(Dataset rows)
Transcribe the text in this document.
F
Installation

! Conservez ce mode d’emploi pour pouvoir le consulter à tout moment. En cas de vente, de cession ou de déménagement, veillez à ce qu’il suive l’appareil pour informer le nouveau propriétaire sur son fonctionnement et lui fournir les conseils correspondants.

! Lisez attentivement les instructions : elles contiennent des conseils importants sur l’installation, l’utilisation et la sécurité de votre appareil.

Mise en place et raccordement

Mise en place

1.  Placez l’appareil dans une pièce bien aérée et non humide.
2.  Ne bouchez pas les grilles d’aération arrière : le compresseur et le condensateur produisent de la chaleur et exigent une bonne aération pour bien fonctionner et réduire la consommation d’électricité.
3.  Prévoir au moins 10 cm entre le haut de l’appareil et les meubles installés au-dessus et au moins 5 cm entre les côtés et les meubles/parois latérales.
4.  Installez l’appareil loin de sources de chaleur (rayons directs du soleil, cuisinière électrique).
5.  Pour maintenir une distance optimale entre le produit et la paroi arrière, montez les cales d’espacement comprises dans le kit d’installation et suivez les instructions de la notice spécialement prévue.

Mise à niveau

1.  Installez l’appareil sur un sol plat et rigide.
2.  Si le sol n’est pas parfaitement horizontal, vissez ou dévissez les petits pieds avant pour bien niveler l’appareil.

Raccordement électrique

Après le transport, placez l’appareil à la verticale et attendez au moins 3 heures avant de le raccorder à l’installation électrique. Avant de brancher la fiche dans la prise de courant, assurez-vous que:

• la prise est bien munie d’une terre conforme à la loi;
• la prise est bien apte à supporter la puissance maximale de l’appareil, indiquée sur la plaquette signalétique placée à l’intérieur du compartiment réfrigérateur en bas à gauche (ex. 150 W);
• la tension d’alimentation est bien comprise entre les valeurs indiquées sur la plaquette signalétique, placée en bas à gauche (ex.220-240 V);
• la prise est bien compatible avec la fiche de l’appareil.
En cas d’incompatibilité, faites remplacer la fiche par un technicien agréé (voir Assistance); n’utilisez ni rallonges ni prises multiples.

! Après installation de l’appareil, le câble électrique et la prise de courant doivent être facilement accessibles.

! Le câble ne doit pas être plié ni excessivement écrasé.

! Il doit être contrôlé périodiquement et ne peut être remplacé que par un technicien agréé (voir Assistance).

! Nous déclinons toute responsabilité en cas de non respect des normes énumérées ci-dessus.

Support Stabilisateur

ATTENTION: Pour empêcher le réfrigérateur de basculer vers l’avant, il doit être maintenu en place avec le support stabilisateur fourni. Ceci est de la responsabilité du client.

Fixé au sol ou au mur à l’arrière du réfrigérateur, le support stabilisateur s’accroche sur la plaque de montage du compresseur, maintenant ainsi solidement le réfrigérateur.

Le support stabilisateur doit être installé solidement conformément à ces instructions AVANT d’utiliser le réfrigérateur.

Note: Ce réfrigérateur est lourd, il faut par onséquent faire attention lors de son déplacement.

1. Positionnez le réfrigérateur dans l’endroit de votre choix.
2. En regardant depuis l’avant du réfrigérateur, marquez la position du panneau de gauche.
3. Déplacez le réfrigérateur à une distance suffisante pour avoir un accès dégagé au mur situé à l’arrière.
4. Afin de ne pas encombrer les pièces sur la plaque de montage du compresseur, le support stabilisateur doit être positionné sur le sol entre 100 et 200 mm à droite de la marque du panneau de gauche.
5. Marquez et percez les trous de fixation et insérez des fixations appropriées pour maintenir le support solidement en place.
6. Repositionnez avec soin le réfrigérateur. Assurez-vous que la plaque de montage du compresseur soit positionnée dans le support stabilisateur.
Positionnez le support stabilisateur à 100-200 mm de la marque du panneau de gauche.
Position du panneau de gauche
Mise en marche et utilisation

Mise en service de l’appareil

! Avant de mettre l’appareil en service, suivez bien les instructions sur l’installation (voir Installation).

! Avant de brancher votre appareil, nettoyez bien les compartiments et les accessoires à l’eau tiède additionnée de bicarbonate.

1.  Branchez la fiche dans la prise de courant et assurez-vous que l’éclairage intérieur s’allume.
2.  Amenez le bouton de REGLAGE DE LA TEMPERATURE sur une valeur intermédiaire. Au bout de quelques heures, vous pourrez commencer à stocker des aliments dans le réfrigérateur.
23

**Task requirements:** Using the listing above, reproduce each line without omission.

**Output:**
Transcribe the text in this document.
F
Installation

! Conservez ce mode d’emploi pour pouvoir le consulter à tout moment. En cas de vente, de cession ou de déménagement, veillez à ce qu’il suive l’appareil pour informer le nouveau propriétaire sur son fonctionnement et lui fournir les conseils correspondants.

! Lisez attentivement les instructions : elles contiennent des conseils importants sur l’installation, l’utilisation et la sécurité de votre appareil.

Mise en place et raccordement

Mise en place

1.  Placez l’appareil dans une pièce bien aérée et non humide.
2.  Ne bouchez pas les grilles d’aération arrière : le compresseur et le condensateur produisent de la chaleur et exigent une bonne aération pour bien fonctionner et réduire la consommation d’électricité.
3.  Prévoir au moins 10 cm entre le haut de l’appareil et les meubles installés au-dessus et au moins 5 cm entre les côtés et les meubles/parois latérales.
4.  Installez l’appareil loin de sources de chaleur (rayons directs du soleil, cuisinière électrique).
5.  Pour maintenir une distance optimale entre le produit et la paroi arrière, montez les cales d’espacement comprises dans le kit d’installation et suivez les instructions de la notice spécialement prévue.

Mise à niveau

1.  Installez l’appareil sur un sol plat et rigide.
2.  Si le sol n’est pas parfaitement horizontal, vissez ou dévissez les petits pieds avant pour bien niveler l’appareil.

Raccordement électrique

Après le transport, placez l’appareil à la verticale et attendez au moins 3 heures avant de le raccorder à l’installation électrique. Avant de brancher la fiche dans la prise de courant, assurez-vous que:

• la prise est bien munie d’une terre conforme à la loi;
• la prise est bien apte à supporter la puissance maximale de l’appareil, indiquée sur la plaquette signalétique placée à l’intérieur du compartiment réfrigérateur en bas à gauche (ex. 150 W);
• la tension d’alimentation est bien comprise entre les valeurs indiquées sur la plaquette signalétique, placée en bas à gauche (ex.220-240 V);
• la prise est bien compatible avec la fiche de l’appareil.
En cas d’incompatibilité, faites remplacer la fiche par un technicien agréé (voir Assistance); n’utilisez ni rallonges ni prises multiples.

! Après installation de l’appareil, le câble électrique et la prise de courant doivent être facilement accessibles.

! Le câble ne doit pas être plié ni excessivement écrasé.

! Il doit être contrôlé périodiquement et ne peut être remplacé que par un technicien agréé (voir Assistance).

! Nous déclinons toute responsabilité en cas de non respect des normes énumérées ci-dessus.

Support Stabilisateur

ATTENTION: Pour empêcher le réfrigérateur de basculer vers l’avant, il doit être maintenu en place avec le support stabilisateur fourni. Ceci est de la responsabilité du client.

Fixé au sol ou au mur à l’arrière du réfrigérateur, le support stabilisateur s’accroche sur la plaque de montage du compresseur, maintenant ainsi solidement le réfrigérateur.

Le support stabilisateur doit être installé solidement conformément à ces instructions AVANT d’utiliser le réfrigérateur.

Note: Ce réfrigérateur est lourd, il faut par onséquent faire attention lors de son déplacement.

1. Positionnez le réfrigérateur dans l’endroit de votre choix.
2. En regardant depuis l’avant du réfrigérateur, marquez la position du panneau de gauche.
3. Déplacez le réfrigérateur à une distance suffisante pour avoir un accès dégagé au mur situé à l’arrière.
4. Afin de ne pas encombrer les pièces sur la plaque de montage du compresseur, le support stabilisateur doit être positionné sur le sol entre 100 et 200 mm à droite de la marque du panneau de gauche.
5. Marquez et percez les trous de fixation et insérez des fixations appropriées pour maintenir le support solidement en place.
6. Repositionnez avec soin le réfrigérateur. Assurez-vous que la plaque de montage du compresseur soit positionnée dans le support stabilisateur.
Positionnez le support stabilisateur à 100-200 mm de la marque du panneau de gauche.
Position du panneau de gauche
Mise en marche et utilisation

Mise en service de l’appareil

! Avant de mettre l’appareil en service, suivez bien les instructions sur l’installation (voir Installation).

! Avant de brancher votre appareil, nettoyez bien les compartiments et les accessoires à l’eau tiède additionnée de bicarbonate.

1.  Branchez la fiche dans la prise de courant et assurez-vous que l’éclairage intérieur s’allume.
2.  Amenez le bouton de REGLAGE DE LA TEMPERATURE sur une valeur intermédiaire. Au bout de quelques heures, vous pourrez commencer à stocker des aliments dans le réfrigérateur.
23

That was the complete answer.